SOURCE EXCERPT =
* * * *

The climate bill under discussion in U.S. House would require electric utilities to draw an increasing amount of power from renewable sources, spurring growth of wind, solar, biomass and geothermal energy and reducing carbon emissions.
Opponents argue that it would raise consumer’s electricity prices too high. But is that true?
The question is critical to whether a final bill contains a Renewable Electricity Standard mandating that retail electric utilities generate 25% of their power from renewable sources by 2025.
The answer, according to the Department of Energy’s Energy Information Administration, is no.
In a report last month, the EIA said that any additional costs to consumers from a 25% renewable electricity standard would not be significant. The cumulative costs to consumers’ electric and natural gas bills through 2030 could be 0.2 percent, according to an analysis of the numbers by the Union of Concerned Scientists.
An earlier USC report, which assumes more reliance on wind power and less on biomass than the EIA study, found that a 25% RES by 2025 could lead to $95 billion in cumulative savings for consumers. The savings would come from diversifying the energy mix and spurring competition for fuel sources.

* * * *

EXCERPTED DATA =
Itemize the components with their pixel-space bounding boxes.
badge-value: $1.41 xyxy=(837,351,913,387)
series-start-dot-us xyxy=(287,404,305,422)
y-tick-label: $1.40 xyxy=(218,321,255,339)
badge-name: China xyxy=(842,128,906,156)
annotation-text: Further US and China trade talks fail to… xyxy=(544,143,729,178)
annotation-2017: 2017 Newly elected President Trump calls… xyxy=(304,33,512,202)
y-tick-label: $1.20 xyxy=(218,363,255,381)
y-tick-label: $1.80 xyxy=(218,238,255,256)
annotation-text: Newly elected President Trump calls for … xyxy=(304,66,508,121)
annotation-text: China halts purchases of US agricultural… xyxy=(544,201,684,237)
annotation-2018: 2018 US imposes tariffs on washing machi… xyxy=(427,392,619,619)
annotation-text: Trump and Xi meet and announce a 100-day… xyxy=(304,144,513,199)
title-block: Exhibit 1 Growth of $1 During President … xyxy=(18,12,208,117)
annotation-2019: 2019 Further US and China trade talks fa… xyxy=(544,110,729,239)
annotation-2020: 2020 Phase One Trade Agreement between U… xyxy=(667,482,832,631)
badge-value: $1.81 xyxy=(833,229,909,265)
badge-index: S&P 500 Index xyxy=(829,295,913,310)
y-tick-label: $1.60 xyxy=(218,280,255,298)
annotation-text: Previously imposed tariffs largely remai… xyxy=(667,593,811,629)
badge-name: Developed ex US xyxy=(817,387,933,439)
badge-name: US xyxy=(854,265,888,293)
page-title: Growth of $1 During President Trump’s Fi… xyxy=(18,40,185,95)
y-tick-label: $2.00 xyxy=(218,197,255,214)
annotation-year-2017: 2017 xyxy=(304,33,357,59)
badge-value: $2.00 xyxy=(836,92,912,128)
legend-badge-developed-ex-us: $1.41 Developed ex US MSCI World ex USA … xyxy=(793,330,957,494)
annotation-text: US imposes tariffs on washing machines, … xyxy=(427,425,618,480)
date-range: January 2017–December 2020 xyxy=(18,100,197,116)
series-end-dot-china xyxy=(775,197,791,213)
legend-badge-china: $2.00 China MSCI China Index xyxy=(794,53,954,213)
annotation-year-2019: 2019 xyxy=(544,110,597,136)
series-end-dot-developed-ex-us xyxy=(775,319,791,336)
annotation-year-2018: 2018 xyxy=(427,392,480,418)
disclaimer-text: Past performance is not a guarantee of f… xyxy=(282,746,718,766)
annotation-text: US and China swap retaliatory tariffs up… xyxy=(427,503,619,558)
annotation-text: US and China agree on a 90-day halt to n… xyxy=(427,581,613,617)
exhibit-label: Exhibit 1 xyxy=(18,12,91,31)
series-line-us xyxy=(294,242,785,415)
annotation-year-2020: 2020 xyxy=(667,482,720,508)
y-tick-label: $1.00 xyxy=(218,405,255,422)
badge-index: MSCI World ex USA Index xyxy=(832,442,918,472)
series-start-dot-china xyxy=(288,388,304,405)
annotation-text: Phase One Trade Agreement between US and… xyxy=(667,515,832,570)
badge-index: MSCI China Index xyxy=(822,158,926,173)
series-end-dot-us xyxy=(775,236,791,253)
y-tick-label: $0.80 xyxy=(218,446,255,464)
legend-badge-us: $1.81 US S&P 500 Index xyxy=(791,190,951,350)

* * * *

OBJECTIVES =
(a) Answer these about the climate bill article:
(i) What share of their power would retail electric utilities have to generate from renewable sources by 2025 under the proposed standard?
(ii) Which agency's report found that added costs to consumers from the standard would not be significant?
(iii) What cumulative savings for consumers did the earlier report, which assumed more reliance on wind power, find?
(b) Could you pick up the climate bill article after its last sentence and keep it going?
The rows have nothing to do with the climate bill article.

WRITTEN ANSWERS =
(a)
(i) 25%
(ii) The Department of Energy's Energy Information Administration
(iii) $95 billion

(b)
“By diversifying the electric mix, you are displacing need for natural gas to be used for electric power and some coal,” says Jeff Deyette, a UCS energy analyst. “By increasing this competition in the energy sector we see an impact on prices.”
Utility executives say the industry faces other costs, though, including building renewable energy facilities and adding transmission lines – costs they’ll pass on to their customers. Several Congress members have also complained that a nationwide RES doesn’t allow for regional differences, which wouldn’t be fair, they say, because not all states have the wind potential of Texas or the sunshine of California.
“The feedback from my clients is there’s not a lot of confidence that it will be cost neutral,” says Andrew Roehr, vice president, North American utilities at Capgemini, a consulting firm.
A big issue, according to Roehr, will be the costs of getting renewable power to regions that don’t have established wind, solar or biomass production.
One project already in the works to carry wind power from the plains of the Dakotas and Iowa to the Midwest’s cities, dubbed the Green Power Express, is estimated to cost $10 billion to $12 billion for 3,000 miles of extra high-voltage transmission. The cost might not be that high by the time it reaches utilities and their customers, though, because of the strong support from Washington. The recovery act passed earlier year, for example, set aside $11 billion for transmission projects.
The 25% by 2025 Renewable Electricity Standard is part of the comprehensive climate bill proposed by Reps. Henry Waxman (D-Calif.) and Ed Markey (D-Mass.) as the American Clean Energy and Security Act. (Similar RES proposals are being floated in the Senate.)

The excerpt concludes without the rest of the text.